» TASK TO COMPLETE
Below are the records. List every line holding the word "ilusiones".

(Records)
⟨

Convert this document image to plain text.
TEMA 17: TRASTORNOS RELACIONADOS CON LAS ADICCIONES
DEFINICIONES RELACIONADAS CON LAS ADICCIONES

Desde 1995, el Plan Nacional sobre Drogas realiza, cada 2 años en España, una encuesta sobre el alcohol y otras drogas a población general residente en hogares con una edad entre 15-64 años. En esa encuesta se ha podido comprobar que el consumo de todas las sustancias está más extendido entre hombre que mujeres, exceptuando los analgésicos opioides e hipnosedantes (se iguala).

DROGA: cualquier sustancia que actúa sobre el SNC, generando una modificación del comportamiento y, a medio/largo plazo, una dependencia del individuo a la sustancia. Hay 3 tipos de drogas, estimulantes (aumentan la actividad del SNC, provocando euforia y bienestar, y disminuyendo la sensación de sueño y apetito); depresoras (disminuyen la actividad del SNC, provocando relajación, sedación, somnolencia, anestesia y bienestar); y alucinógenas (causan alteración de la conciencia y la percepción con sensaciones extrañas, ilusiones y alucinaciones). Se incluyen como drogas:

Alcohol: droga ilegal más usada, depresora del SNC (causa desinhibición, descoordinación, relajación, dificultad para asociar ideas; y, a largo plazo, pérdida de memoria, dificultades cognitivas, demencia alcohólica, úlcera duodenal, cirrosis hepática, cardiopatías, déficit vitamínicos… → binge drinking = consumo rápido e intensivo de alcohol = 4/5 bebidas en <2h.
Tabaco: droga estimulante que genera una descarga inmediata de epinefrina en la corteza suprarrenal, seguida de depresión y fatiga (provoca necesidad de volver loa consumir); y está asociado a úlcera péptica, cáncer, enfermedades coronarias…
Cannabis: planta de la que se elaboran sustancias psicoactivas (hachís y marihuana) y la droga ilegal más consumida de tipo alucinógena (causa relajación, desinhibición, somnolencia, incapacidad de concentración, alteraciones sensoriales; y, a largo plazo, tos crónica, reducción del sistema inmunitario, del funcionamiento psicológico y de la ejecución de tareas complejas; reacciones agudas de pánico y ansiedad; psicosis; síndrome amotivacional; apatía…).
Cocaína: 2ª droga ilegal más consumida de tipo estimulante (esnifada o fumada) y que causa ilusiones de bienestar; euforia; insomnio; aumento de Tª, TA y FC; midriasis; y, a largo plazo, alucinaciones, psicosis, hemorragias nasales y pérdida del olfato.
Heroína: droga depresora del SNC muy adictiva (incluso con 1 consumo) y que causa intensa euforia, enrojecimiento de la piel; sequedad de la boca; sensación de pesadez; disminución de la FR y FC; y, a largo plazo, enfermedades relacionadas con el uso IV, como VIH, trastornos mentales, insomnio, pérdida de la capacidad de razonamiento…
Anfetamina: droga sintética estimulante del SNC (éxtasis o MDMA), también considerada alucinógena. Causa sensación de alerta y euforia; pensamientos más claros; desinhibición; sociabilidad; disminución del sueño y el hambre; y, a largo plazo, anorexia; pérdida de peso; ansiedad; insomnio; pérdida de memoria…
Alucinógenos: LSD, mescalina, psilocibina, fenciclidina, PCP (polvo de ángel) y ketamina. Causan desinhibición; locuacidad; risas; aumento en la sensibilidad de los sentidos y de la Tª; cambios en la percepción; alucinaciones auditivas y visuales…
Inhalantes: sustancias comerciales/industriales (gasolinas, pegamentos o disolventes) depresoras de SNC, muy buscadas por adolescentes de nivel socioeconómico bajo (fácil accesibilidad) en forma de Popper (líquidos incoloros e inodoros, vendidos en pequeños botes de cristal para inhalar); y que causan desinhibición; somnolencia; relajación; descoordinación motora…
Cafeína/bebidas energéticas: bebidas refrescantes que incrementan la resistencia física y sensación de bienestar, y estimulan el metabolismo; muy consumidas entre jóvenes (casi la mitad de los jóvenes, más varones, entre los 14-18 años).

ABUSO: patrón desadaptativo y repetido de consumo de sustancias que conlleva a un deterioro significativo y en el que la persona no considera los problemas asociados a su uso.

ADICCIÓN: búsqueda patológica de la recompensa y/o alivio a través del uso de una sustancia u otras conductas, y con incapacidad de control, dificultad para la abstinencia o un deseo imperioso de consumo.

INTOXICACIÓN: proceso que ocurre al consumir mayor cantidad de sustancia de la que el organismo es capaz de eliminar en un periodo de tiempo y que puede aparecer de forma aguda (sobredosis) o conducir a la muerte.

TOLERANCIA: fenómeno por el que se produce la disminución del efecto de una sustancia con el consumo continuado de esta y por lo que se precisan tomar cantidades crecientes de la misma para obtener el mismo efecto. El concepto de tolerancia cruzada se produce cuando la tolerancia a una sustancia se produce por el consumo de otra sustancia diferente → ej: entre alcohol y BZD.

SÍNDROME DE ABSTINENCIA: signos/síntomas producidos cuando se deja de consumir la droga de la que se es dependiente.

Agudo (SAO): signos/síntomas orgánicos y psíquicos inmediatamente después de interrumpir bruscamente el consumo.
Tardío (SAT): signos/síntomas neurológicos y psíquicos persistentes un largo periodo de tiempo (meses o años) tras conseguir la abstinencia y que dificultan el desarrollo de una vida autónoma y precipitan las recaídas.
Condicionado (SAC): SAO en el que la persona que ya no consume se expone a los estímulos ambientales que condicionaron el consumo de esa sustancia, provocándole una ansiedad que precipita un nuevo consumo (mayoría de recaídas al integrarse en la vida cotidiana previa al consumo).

⟩

» THE RESPONSE
DROGA: cualquier sustancia que actúa sobre el SNC, generando una modificación del comportamiento y, a medio/largo plazo, una dependencia del individuo a la sustancia. Hay 3 tipos de drogas, estimulantes (aumentan la actividad del SNC, provocando euforia y bienestar, y disminuyendo la sensación de sueño y apetito); depresoras (disminuyen la actividad del SNC, provocando relajación, sedación, somnolencia, anestesia y bienestar); y alucinógenas (causan alteración de la conciencia y la percepción con sensaciones extrañas, ilusiones y alucinaciones). Se incluyen como drogas:
Cocaína: 2ª droga ilegal más consumida de tipo estimulante (esnifada o fumada) y que causa ilusiones de bienestar; euforia; insomnio; aumento de Tª, TA y FC; midriasis; y, a largo plazo, alucinaciones, psicosis, hemorragias nasales y pérdida del olfato.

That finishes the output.